INFORMATION SUPPLIED:
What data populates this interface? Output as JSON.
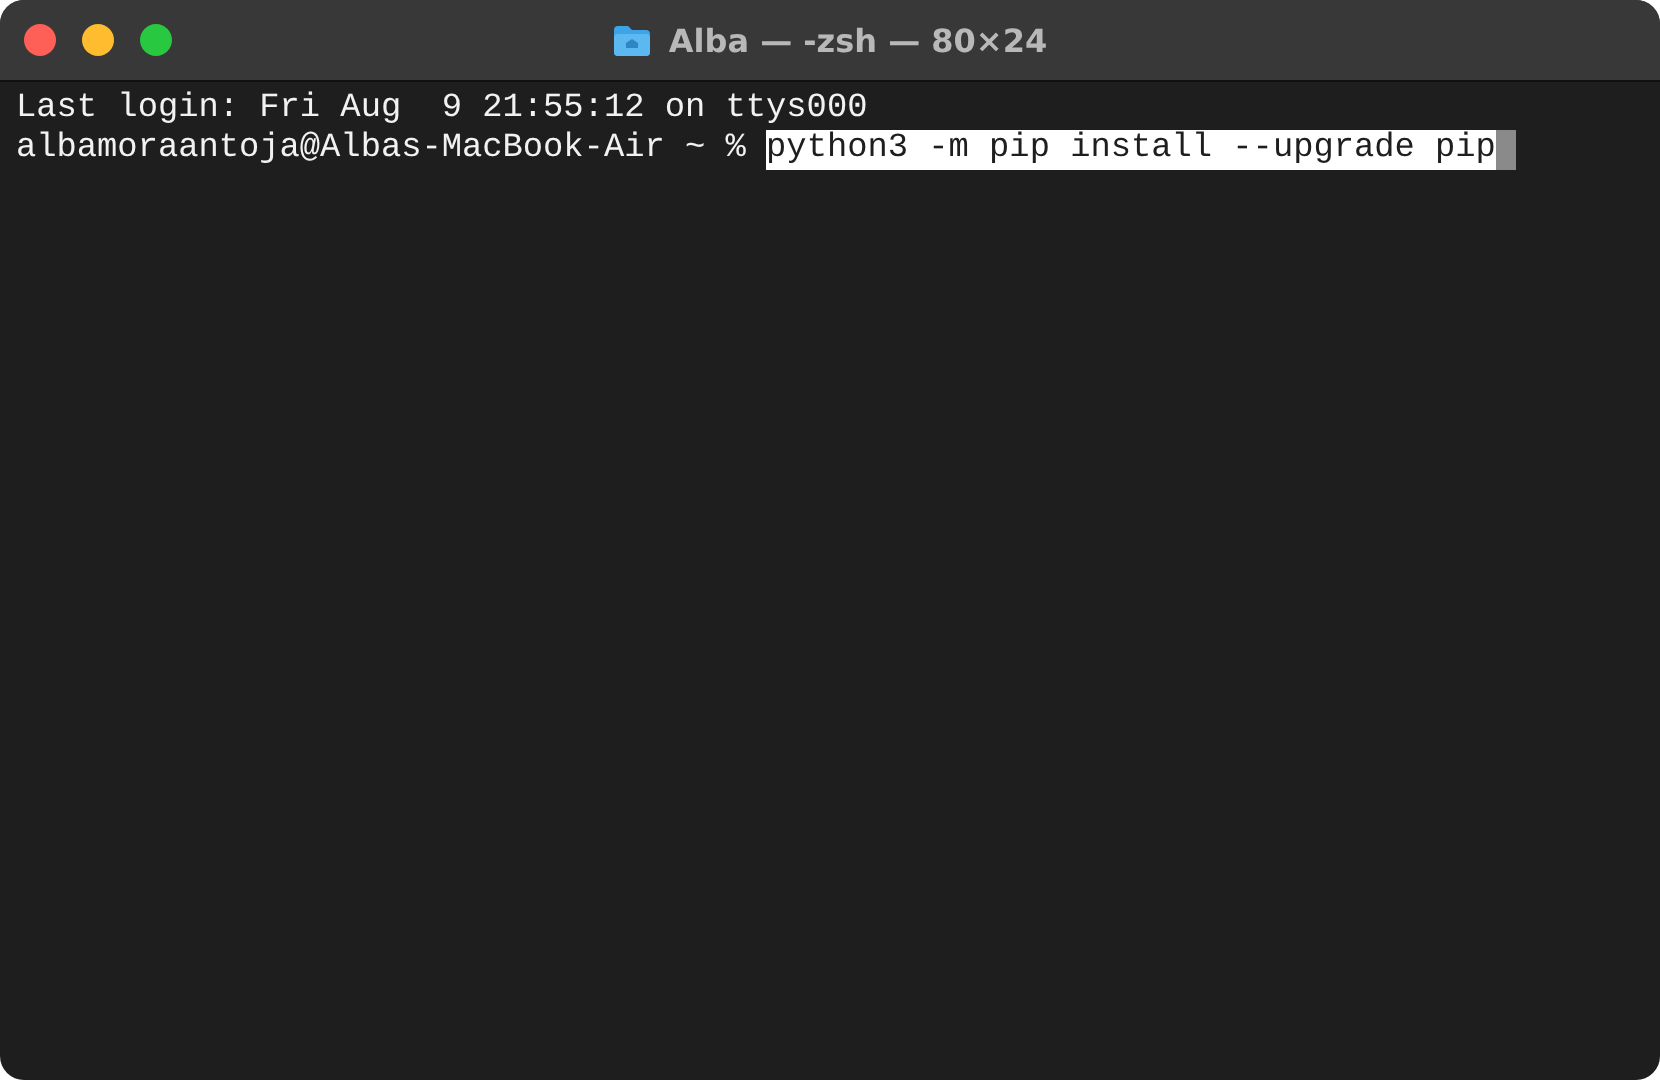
{
  "window": {
    "title": "Alba — -zsh — 80×24"
  },
  "lines": [
    {
      "segments": [
        {
          "text": "Last login: Fri Aug  9 21:55:12 on ttys000",
          "selected": false
        }
      ]
    },
    {
      "segments": [
        {
          "text": "albamoraantoja@Albas-MacBook-Air ~ % ",
          "selected": false
        },
        {
          "text": "python3 -m pip install --upgrade pip",
          "selected": true
        }
      ],
      "cursor": true
    }
  ]
}
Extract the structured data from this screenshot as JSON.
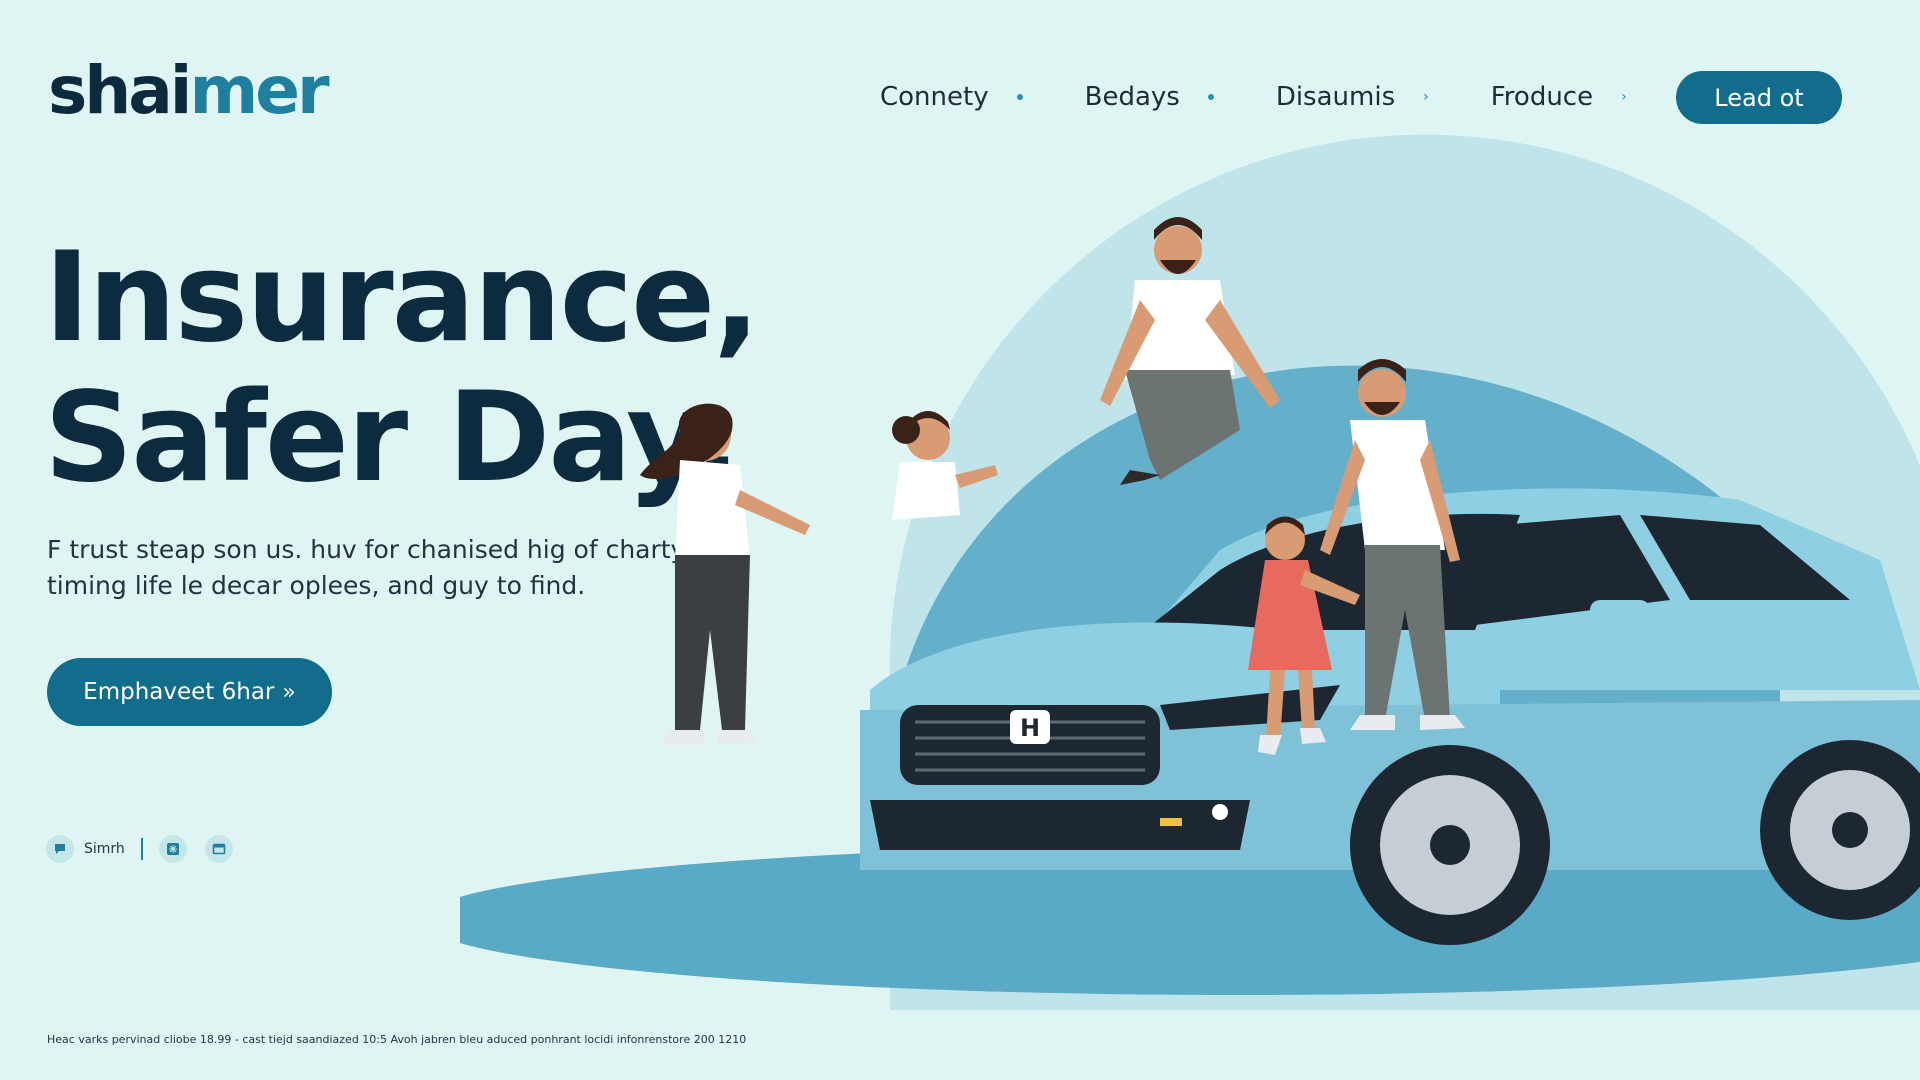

PROBLEM:
Pictures are excluded; copy all other data exactly as shown.

ANSWER TO THE PROBLEM:
What data populates this interface? Output as JSON.
{
  "window": {
    "title": "Alba — -zsh — 80×24"
  },
  "lines": [
    {
      "segments": [
        {
          "text": "Last login: Fri Aug  9 21:55:12 on ttys000",
          "selected": false
        }
      ]
    },
    {
      "segments": [
        {
          "text": "albamoraantoja@Albas-MacBook-Air ~ % ",
          "selected": false
        },
        {
          "text": "python3 -m pip install --upgrade pip",
          "selected": true
        }
      ],
      "cursor": true
    }
  ]
}
Extract the structured data from this screenshot as JSON.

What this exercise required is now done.